### Given request
Return the number of lines that contain the word "true", and return nothing else.

Collected data entries

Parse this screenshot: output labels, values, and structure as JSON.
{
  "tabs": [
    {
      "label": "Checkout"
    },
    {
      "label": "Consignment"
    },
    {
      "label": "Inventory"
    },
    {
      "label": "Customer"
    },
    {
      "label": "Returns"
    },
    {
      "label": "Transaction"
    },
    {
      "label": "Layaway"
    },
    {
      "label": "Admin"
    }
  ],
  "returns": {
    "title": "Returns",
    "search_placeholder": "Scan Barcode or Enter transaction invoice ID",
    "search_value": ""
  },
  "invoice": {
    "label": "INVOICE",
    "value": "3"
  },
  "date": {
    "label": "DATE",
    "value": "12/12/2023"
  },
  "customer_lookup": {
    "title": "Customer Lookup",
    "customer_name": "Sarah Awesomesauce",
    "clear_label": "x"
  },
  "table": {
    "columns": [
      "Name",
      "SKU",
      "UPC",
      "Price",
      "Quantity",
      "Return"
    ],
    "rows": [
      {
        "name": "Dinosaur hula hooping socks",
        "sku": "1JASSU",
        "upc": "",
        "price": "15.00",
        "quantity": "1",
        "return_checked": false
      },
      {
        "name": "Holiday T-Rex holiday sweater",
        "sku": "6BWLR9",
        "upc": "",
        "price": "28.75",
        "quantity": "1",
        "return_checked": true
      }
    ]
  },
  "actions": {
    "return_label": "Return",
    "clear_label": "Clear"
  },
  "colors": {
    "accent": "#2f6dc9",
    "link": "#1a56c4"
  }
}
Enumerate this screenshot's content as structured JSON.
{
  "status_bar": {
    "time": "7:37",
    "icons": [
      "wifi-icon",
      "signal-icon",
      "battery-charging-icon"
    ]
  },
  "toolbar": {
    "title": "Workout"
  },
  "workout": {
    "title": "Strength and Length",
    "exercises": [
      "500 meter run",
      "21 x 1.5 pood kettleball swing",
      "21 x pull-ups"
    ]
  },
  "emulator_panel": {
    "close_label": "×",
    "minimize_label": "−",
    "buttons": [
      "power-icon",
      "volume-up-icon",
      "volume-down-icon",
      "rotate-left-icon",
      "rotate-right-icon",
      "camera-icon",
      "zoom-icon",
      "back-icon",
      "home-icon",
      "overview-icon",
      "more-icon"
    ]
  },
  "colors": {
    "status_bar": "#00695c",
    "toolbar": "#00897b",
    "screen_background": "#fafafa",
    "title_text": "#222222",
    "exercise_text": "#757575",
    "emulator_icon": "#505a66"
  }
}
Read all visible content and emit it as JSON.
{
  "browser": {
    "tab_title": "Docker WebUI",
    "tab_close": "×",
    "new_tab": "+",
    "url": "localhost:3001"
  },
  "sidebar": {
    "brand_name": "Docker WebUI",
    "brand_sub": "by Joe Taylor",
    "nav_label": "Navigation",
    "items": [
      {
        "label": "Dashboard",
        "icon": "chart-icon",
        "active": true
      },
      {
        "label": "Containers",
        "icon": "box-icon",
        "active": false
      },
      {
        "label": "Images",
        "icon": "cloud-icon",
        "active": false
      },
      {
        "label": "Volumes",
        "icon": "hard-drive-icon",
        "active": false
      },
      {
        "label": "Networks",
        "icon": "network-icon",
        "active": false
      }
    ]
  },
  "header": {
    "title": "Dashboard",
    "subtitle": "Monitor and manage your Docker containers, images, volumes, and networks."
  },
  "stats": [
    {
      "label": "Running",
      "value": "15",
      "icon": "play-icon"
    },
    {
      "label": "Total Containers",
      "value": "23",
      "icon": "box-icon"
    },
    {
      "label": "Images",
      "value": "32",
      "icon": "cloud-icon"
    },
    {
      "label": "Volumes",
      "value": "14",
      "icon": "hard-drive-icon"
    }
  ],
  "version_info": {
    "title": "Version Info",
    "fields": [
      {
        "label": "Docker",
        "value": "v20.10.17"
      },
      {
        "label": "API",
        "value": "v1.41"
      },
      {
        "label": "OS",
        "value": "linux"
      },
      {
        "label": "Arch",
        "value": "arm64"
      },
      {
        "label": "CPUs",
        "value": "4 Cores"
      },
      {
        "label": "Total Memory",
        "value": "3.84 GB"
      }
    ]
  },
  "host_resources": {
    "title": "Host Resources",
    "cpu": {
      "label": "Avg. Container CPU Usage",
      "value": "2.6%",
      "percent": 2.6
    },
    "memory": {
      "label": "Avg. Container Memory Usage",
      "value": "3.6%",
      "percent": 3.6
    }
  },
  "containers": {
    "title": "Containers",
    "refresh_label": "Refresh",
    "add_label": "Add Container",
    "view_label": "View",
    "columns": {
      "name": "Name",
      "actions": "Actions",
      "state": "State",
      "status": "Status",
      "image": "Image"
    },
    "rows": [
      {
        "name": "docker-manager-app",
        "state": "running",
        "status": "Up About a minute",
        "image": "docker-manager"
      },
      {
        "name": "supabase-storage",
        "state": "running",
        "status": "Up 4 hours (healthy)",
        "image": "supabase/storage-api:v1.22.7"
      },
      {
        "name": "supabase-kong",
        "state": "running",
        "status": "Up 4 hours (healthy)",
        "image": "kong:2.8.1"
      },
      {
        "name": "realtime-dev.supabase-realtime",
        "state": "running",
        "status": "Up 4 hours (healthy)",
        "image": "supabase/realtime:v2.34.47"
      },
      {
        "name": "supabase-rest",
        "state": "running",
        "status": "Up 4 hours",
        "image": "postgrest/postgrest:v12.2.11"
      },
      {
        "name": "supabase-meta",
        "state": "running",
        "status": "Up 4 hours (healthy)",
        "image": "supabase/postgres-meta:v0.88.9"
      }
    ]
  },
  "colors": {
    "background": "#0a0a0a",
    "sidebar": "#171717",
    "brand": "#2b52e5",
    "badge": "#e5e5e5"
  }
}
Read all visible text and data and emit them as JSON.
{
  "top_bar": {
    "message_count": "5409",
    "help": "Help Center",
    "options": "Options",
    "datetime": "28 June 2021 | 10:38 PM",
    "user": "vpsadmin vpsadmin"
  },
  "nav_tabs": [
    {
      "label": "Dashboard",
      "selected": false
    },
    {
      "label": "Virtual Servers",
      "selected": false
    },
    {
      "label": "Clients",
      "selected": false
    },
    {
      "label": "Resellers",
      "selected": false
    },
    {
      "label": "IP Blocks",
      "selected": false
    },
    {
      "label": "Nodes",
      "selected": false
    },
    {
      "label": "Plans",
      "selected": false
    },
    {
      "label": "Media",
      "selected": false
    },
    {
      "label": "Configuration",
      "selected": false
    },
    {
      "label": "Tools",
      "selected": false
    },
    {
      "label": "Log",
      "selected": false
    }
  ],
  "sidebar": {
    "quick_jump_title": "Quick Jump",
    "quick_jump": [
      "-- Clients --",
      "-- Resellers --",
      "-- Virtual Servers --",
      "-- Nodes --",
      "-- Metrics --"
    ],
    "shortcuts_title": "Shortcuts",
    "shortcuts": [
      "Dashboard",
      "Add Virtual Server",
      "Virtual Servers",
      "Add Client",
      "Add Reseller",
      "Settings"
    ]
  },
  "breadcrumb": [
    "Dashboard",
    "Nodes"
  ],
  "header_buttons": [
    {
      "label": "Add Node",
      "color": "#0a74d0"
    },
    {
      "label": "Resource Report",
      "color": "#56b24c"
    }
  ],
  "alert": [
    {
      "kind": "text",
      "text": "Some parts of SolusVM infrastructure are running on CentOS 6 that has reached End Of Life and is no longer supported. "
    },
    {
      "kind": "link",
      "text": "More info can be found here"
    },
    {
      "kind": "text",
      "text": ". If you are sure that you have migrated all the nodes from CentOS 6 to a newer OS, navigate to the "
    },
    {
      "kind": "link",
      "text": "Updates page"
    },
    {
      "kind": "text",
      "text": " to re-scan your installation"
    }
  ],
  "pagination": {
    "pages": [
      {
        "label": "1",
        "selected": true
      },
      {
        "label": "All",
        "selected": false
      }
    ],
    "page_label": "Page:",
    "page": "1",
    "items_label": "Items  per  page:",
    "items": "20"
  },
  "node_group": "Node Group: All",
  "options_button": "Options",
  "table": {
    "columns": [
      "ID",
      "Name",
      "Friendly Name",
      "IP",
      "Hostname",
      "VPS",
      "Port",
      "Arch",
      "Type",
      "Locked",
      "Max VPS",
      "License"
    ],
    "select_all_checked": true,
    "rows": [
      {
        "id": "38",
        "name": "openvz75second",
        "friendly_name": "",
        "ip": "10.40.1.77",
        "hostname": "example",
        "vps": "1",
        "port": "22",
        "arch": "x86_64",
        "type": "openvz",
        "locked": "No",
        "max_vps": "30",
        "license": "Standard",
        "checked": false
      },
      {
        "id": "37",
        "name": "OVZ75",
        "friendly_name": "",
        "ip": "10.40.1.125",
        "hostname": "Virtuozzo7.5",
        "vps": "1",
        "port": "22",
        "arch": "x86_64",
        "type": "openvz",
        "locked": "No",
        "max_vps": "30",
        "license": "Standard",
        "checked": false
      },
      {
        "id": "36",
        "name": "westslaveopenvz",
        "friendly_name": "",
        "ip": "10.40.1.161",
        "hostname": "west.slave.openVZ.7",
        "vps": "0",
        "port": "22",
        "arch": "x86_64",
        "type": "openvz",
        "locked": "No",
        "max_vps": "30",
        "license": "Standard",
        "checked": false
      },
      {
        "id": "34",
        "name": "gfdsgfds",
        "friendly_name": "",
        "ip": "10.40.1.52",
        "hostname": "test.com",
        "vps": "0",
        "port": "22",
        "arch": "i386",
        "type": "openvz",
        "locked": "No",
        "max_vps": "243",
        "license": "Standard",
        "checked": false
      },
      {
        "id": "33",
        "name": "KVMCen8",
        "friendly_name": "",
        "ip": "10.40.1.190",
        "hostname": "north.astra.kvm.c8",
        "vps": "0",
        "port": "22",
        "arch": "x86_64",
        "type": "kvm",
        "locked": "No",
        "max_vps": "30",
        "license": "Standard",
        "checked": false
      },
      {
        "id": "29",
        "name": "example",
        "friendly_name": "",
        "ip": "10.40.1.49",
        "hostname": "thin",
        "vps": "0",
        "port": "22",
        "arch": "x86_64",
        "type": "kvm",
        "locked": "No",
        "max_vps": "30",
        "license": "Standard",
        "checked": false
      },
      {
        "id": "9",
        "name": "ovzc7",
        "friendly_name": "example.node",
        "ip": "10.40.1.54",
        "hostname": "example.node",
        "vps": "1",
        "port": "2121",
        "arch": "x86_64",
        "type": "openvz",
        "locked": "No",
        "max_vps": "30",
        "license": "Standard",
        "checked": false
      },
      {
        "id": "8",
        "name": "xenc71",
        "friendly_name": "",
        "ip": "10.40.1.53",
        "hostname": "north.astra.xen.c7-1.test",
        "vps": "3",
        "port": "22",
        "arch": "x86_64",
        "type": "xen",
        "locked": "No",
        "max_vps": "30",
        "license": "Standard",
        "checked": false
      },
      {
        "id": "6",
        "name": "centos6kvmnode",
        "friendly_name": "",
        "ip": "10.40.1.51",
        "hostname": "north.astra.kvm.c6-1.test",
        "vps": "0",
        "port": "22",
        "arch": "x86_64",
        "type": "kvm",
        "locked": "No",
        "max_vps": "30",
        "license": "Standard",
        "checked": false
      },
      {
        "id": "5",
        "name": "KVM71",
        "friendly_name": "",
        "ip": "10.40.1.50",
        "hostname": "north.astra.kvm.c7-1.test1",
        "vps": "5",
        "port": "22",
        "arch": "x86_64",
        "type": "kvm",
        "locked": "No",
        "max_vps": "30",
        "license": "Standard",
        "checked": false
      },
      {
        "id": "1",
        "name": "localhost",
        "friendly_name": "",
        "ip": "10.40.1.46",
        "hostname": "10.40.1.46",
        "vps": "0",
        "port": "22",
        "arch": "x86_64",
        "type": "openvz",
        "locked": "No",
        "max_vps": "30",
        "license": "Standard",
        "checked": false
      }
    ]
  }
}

### Correct result
4